EXERCISE INPUTS –
>>

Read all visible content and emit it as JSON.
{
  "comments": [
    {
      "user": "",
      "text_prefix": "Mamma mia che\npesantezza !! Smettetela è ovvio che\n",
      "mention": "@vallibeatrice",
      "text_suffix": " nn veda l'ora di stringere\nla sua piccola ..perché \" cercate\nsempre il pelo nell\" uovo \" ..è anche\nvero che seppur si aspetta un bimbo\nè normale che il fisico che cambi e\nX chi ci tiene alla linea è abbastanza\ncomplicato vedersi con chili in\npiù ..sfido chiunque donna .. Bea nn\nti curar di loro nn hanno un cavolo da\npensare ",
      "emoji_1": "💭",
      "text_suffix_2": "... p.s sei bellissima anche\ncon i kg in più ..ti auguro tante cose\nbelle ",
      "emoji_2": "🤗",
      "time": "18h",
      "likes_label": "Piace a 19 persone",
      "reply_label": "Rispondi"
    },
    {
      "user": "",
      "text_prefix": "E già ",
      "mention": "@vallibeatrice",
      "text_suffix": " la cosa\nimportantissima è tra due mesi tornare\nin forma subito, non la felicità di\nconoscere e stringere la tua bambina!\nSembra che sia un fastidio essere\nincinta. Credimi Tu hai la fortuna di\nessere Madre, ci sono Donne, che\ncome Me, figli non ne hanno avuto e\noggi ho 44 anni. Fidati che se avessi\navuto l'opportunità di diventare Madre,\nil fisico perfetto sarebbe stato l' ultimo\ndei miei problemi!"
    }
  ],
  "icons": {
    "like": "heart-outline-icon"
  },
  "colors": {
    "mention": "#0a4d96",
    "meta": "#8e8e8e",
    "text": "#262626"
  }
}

<<

TASK BRIEF –
Emit the full listing verbatim.

WRITTEN SOLUTION –
Read all visible content and emit it as JSON.
{
  "comments": [
    {
      "user": "",
      "text_prefix": "Mamma mia che\npesantezza !! Smettetela è ovvio che\n",
      "mention": "@vallibeatrice",
      "text_suffix": " nn veda l'ora di stringere\nla sua piccola ..perché \" cercate\nsempre il pelo nell\" uovo \" ..è anche\nvero che seppur si aspetta un bimbo\nè normale che il fisico che cambi e\nX chi ci tiene alla linea è abbastanza\ncomplicato vedersi con chili in\npiù ..sfido chiunque donna .. Bea nn\nti curar di loro nn hanno un cavolo da\npensare ",
      "emoji_1": "💭",
      "text_suffix_2": "... p.s sei bellissima anche\ncon i kg in più ..ti auguro tante cose\nbelle ",
      "emoji_2": "🤗",
      "time": "18h",
      "likes_label": "Piace a 19 persone",
      "reply_label": "Rispondi"
    },
    {
      "user": "",
      "text_prefix": "E già ",
      "mention": "@vallibeatrice",
      "text_suffix": " la cosa\nimportantissima è tra due mesi tornare\nin forma subito, non la felicità di\nconoscere e stringere la tua bambina!\nSembra che sia un fastidio essere\nincinta. Credimi Tu hai la fortuna di\nessere Madre, ci sono Donne, che\ncome Me, figli non ne hanno avuto e\noggi ho 44 anni. Fidati che se avessi\navuto l'opportunità di diventare Madre,\nil fisico perfetto sarebbe stato l' ultimo\ndei miei problemi!"
    }
  ],
  "icons": {
    "like": "heart-outline-icon"
  },
  "colors": {
    "mention": "#0a4d96",
    "meta": "#8e8e8e",
    "text": "#262626"
  }
}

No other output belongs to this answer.